:: WRITTEN TASK ::
Quote the records beneath, complete and exact. Leave out images.

____

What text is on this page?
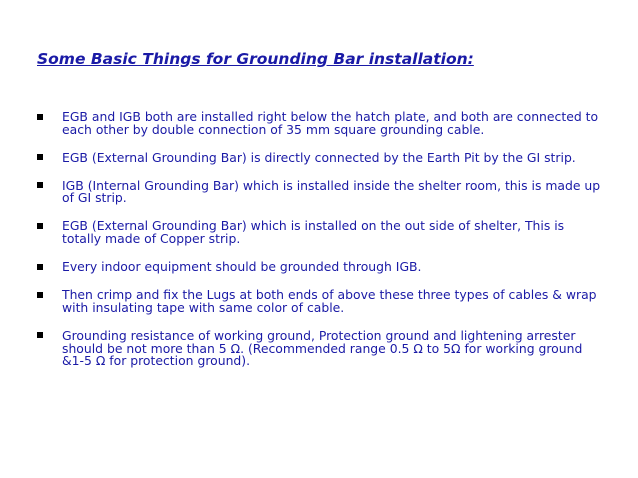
Some Basic Things for Grounding Bar installation:
EGB and IGB both are installed right below the hatch plate, and both are connected to each other by double connection of 35 mm square grounding cable.
EGB (External Grounding Bar) is directly connected by the Earth Pit by the GI strip.
IGB (Internal Grounding Bar) which is installed inside the shelter room, this is made up of GI strip.
EGB (External Grounding Bar) which is installed on the out side of shelter, This is totally made of Copper strip.
Every indoor equipment should be grounded through IGB.
Then crimp and fix the Lugs at both ends of above these three types of cables & wrap with insulating tape with same color of cable.
Grounding resistance of working ground, Protection ground and lightening arrester should be not more than 5 Ω. (Recommended range 0.5 Ω to 5Ω for working ground &1-5 Ω for protection ground).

____

:: EXERCISE SOLUTION ::
What text is on this page?
Some Basic Things for Grounding Bar installation:
EGB and IGB both are installed right below the hatch plate, and both are connected to each other by double connection of 35 mm square grounding cable.
EGB (External Grounding Bar) is directly connected by the Earth Pit by the GI strip.
IGB (Internal Grounding Bar) which is installed inside the shelter room, this is made up of GI strip.
EGB (External Grounding Bar) which is installed on the out side of shelter, This is totally made of Copper strip.
Every indoor equipment should be grounded through IGB.
Then crimp and fix the Lugs at both ends of above these three types of cables & wrap with insulating tape with same color of cable.
Grounding resistance of working ground, Protection ground and lightening arrester should be not more than 5 Ω. (Recommended range 0.5 Ω to 5Ω for working ground &1-5 Ω for protection ground).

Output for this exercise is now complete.